_Extracted data entries_

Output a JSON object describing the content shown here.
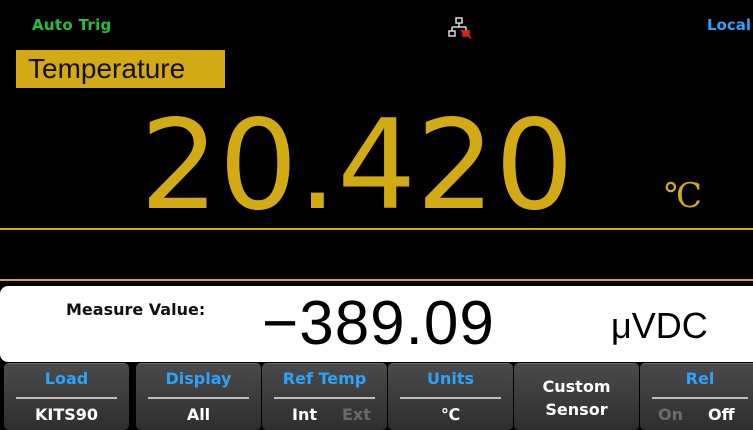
{
  "status_bar": {
    "trigger": "Auto Trig",
    "network_icon": "lan-disconnected-icon",
    "remote_state": "Local"
  },
  "primary": {
    "function_label": "Temperature",
    "value": "20.420",
    "unit": "℃"
  },
  "secondary": {
    "label": "Measure Value:",
    "value": "−389.09",
    "unit": "μVDC"
  },
  "softkeys": [
    {
      "title": "Load",
      "value": "KITS90"
    },
    {
      "title": "Display",
      "value": "All"
    },
    {
      "title": "Ref Temp",
      "options": [
        "Int",
        "Ext"
      ],
      "selected": "Int"
    },
    {
      "title": "Units",
      "value": "℃"
    },
    {
      "label_line1": "Custom",
      "label_line2": "Sensor"
    },
    {
      "title": "Rel",
      "options": [
        "On",
        "Off"
      ],
      "selected": "Off"
    }
  ],
  "colors": {
    "background": "#000000",
    "accent": "#d4aa14",
    "trigger_text": "#1fc23a",
    "softkey_title": "#2aa3ff"
  }
}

_What you have to do_
Every record above should be written out again without change, except that the pictures are left out.

_Answer for the task_
Output a JSON object describing the content shown here.
{
  "status_bar": {
    "trigger": "Auto Trig",
    "network_icon": "lan-disconnected-icon",
    "remote_state": "Local"
  },
  "primary": {
    "function_label": "Temperature",
    "value": "20.420",
    "unit": "℃"
  },
  "secondary": {
    "label": "Measure Value:",
    "value": "−389.09",
    "unit": "μVDC"
  },
  "softkeys": [
    {
      "title": "Load",
      "value": "KITS90"
    },
    {
      "title": "Display",
      "value": "All"
    },
    {
      "title": "Ref Temp",
      "options": [
        "Int",
        "Ext"
      ],
      "selected": "Int"
    },
    {
      "title": "Units",
      "value": "℃"
    },
    {
      "label_line1": "Custom",
      "label_line2": "Sensor"
    },
    {
      "title": "Rel",
      "options": [
        "On",
        "Off"
      ],
      "selected": "Off"
    }
  ],
  "colors": {
    "background": "#000000",
    "accent": "#d4aa14",
    "trigger_text": "#1fc23a",
    "softkey_title": "#2aa3ff"
  }
}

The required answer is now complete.